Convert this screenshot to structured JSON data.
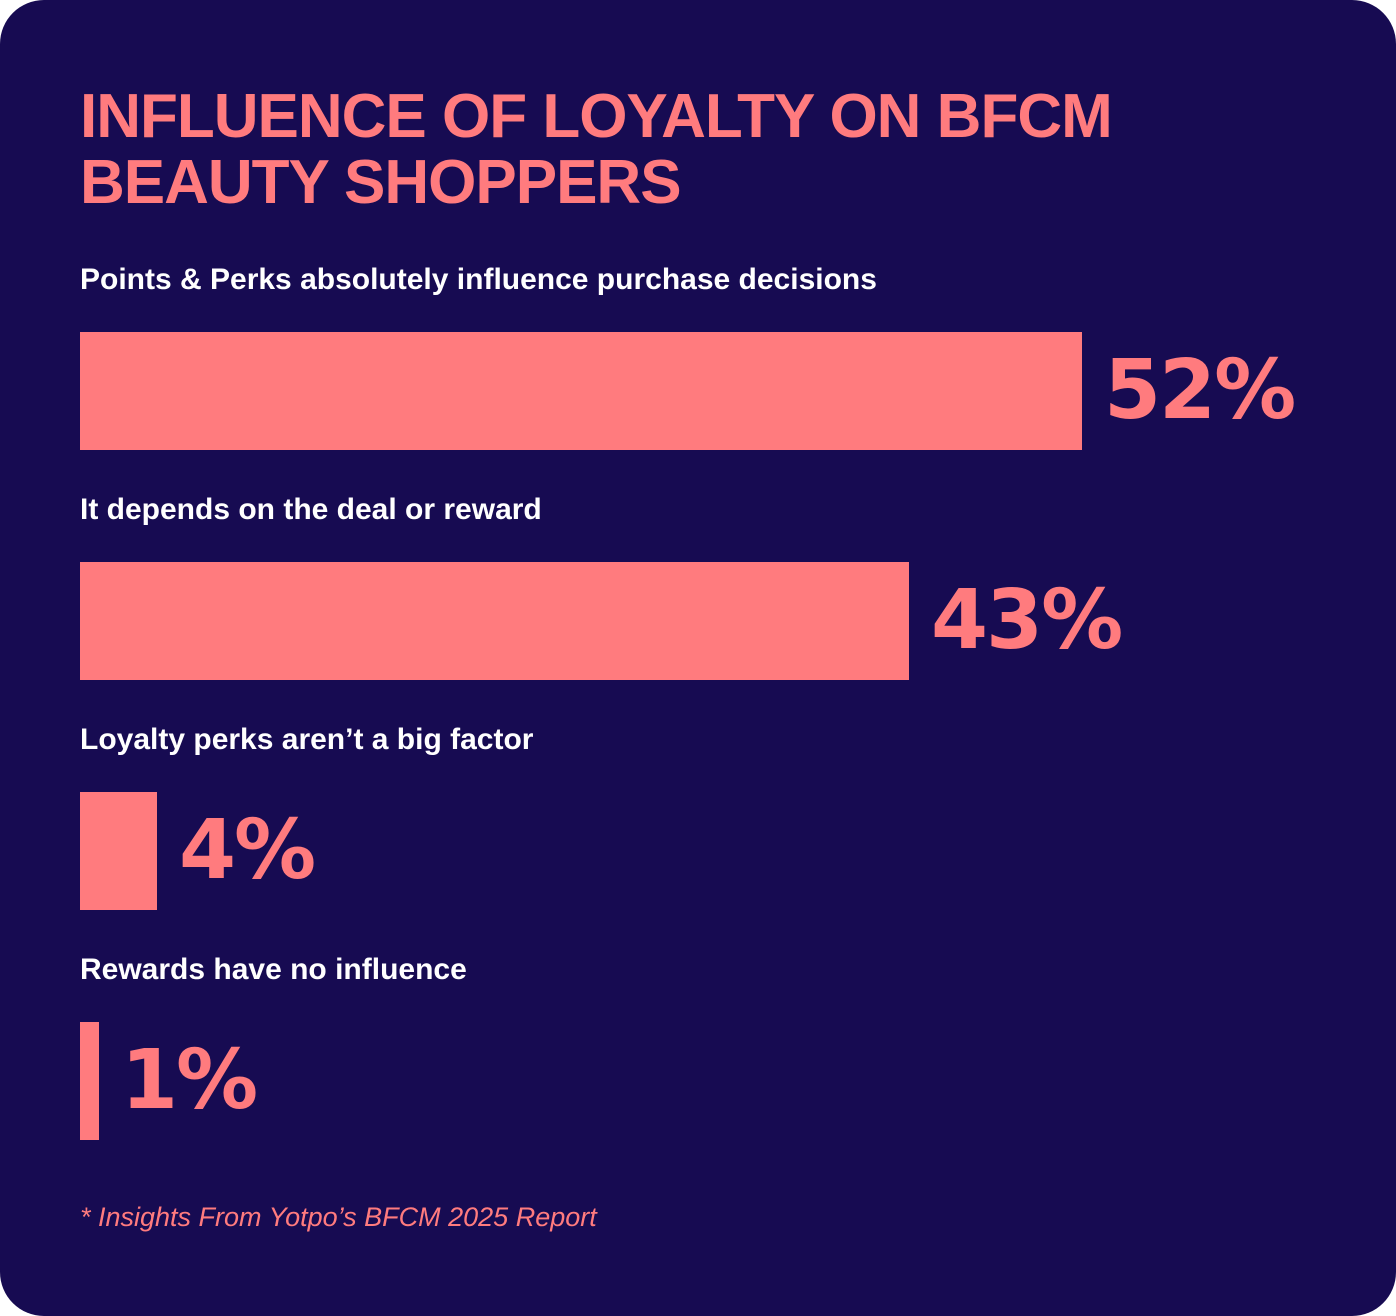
{
  "colors": {
    "background": "#170b52",
    "accent": "#ff7b7e",
    "label": "#ffffff"
  },
  "chart_data": {
    "type": "bar",
    "orientation": "horizontal",
    "title": "INFLUENCE OF LOYALTY ON BFCM BEAUTY SHOPPERS",
    "categories": [
      "Points & Perks absolutely influence purchase decisions",
      "It depends on the deal or reward",
      "Loyalty perks aren’t a big factor",
      "Rewards have no influence"
    ],
    "values": [
      52,
      43,
      4,
      1
    ],
    "value_labels": [
      "52%",
      "43%",
      "4%",
      "1%"
    ],
    "unit": "%",
    "xlim": [
      0,
      52
    ],
    "grid": false,
    "legend": "none",
    "footnote": "* Insights From Yotpo’s BFCM 2025 Report"
  }
}
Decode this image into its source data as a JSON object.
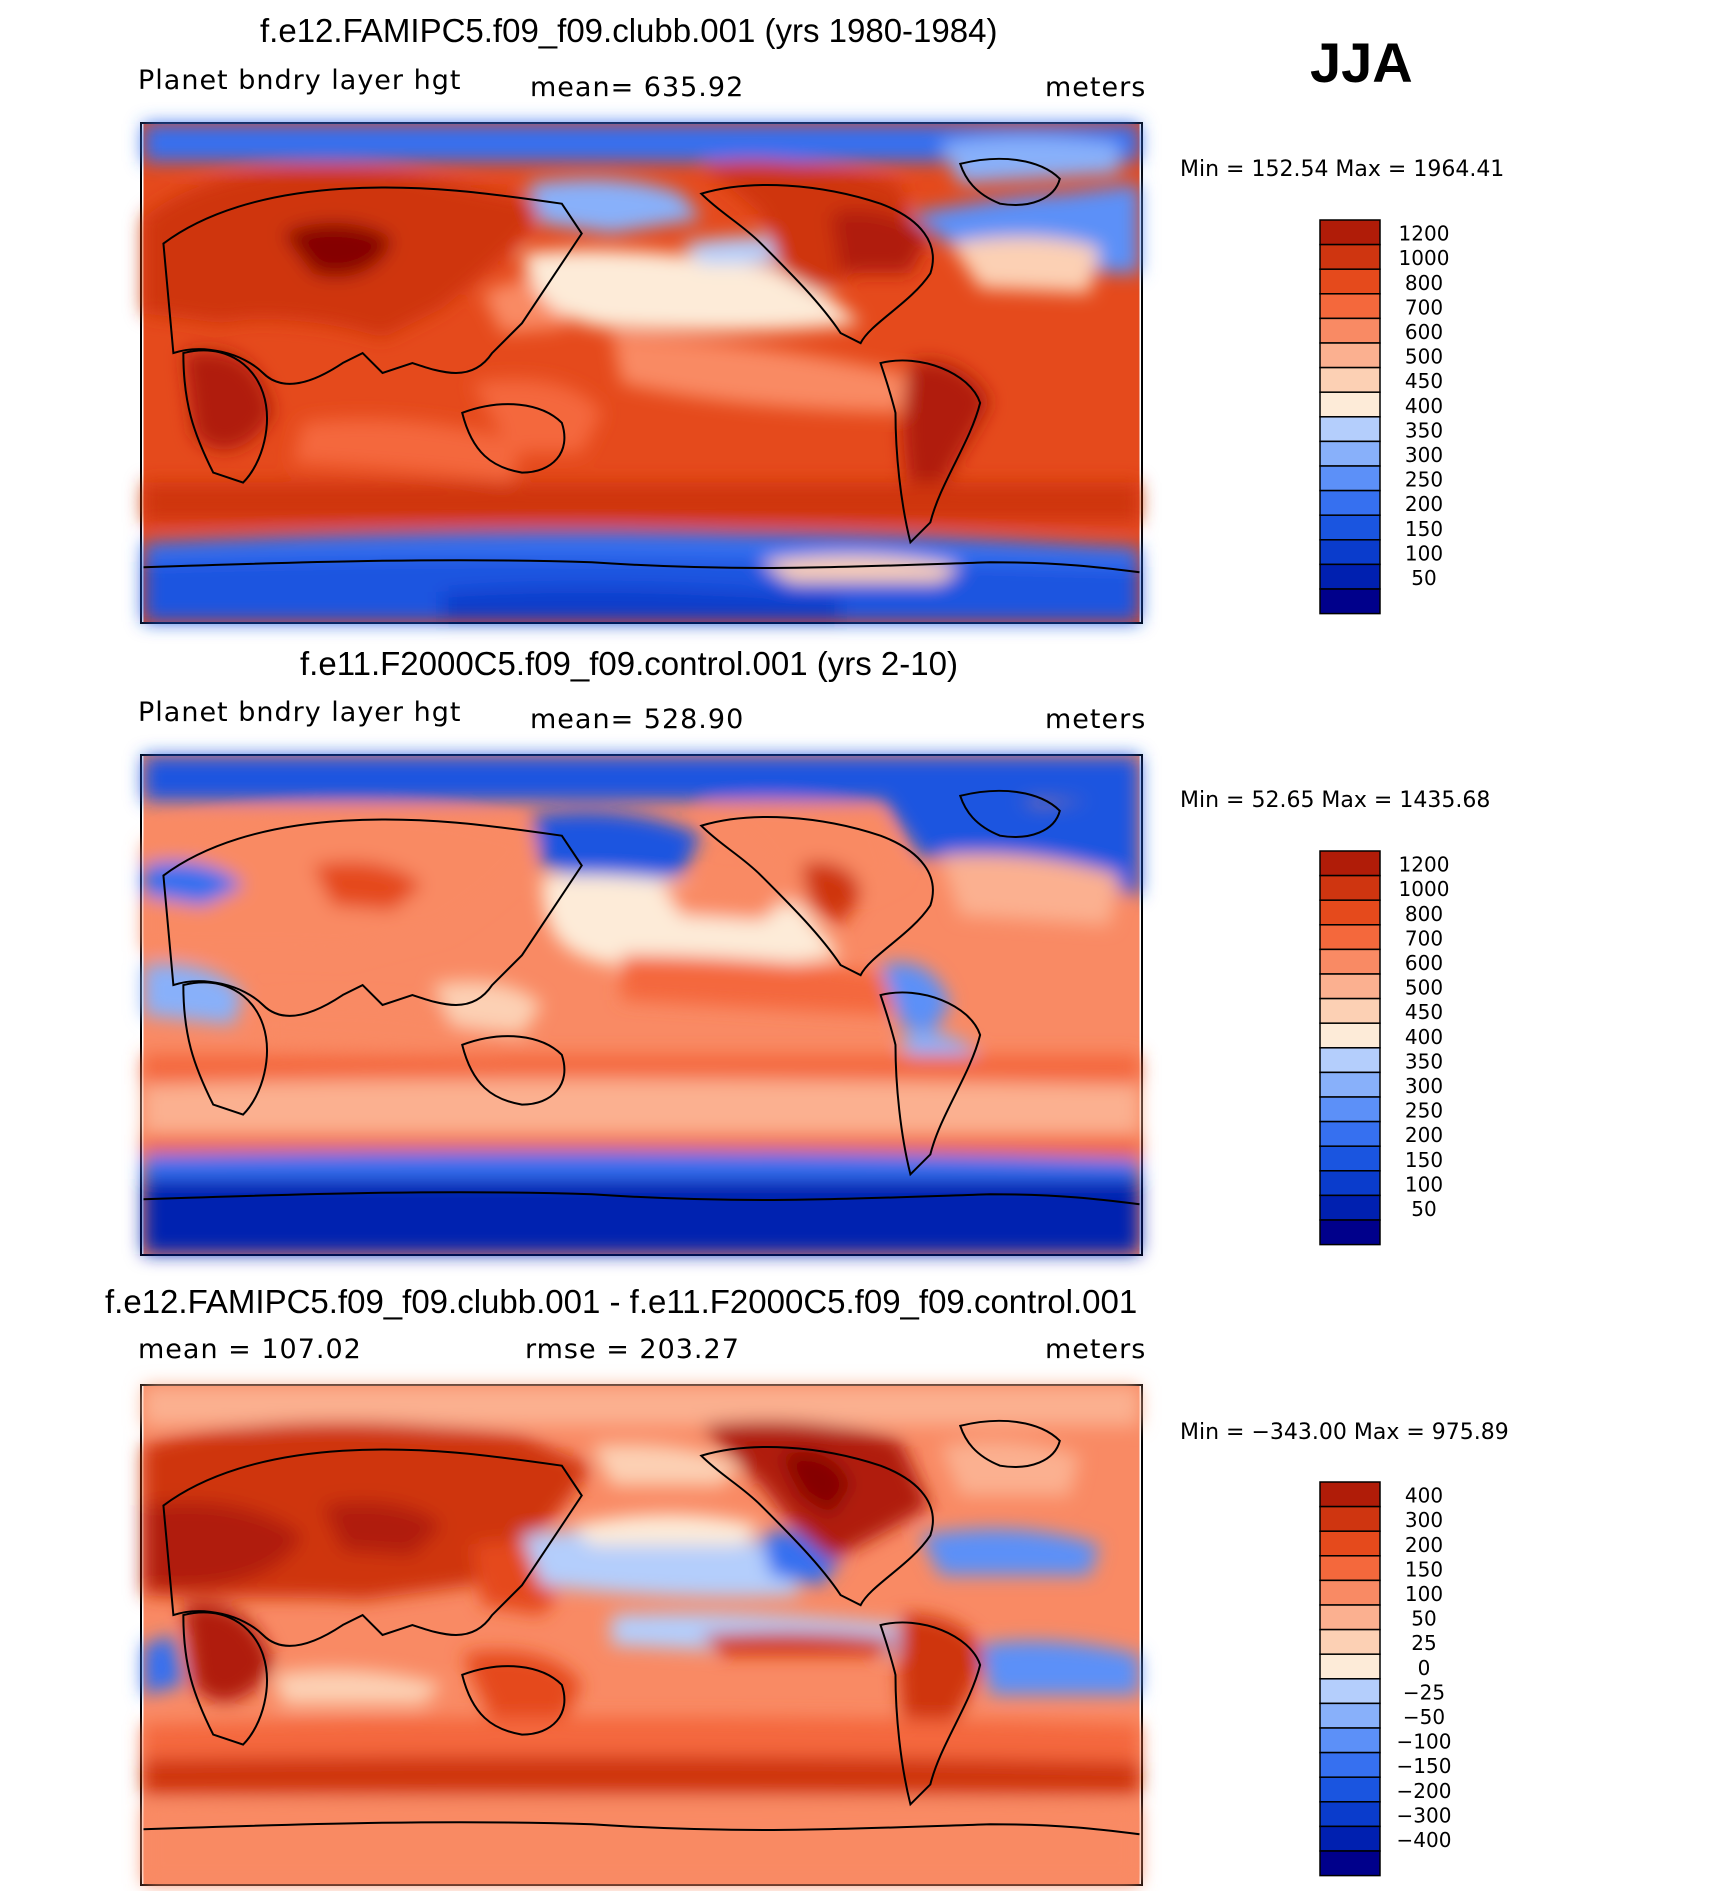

= = = =

*THE TASK*. Reproduce all of the material exactly, apart from the pictures.

*SOLUTION FOR THIS PROBLEM*.
Convert this screenshot to structured JSON data.
{
  "colors": {
    "background": "#170b52",
    "accent": "#ff7b7e",
    "label": "#ffffff"
  },
  "chart_data": {
    "type": "bar",
    "orientation": "horizontal",
    "title": "INFLUENCE OF LOYALTY ON BFCM BEAUTY SHOPPERS",
    "categories": [
      "Points & Perks absolutely influence purchase decisions",
      "It depends on the deal or reward",
      "Loyalty perks aren’t a big factor",
      "Rewards have no influence"
    ],
    "values": [
      52,
      43,
      4,
      1
    ],
    "value_labels": [
      "52%",
      "43%",
      "4%",
      "1%"
    ],
    "unit": "%",
    "xlim": [
      0,
      52
    ],
    "grid": false,
    "legend": "none",
    "footnote": "* Insights From Yotpo’s BFCM 2025 Report"
  }
}
Decode this image into its source data as a JSON object.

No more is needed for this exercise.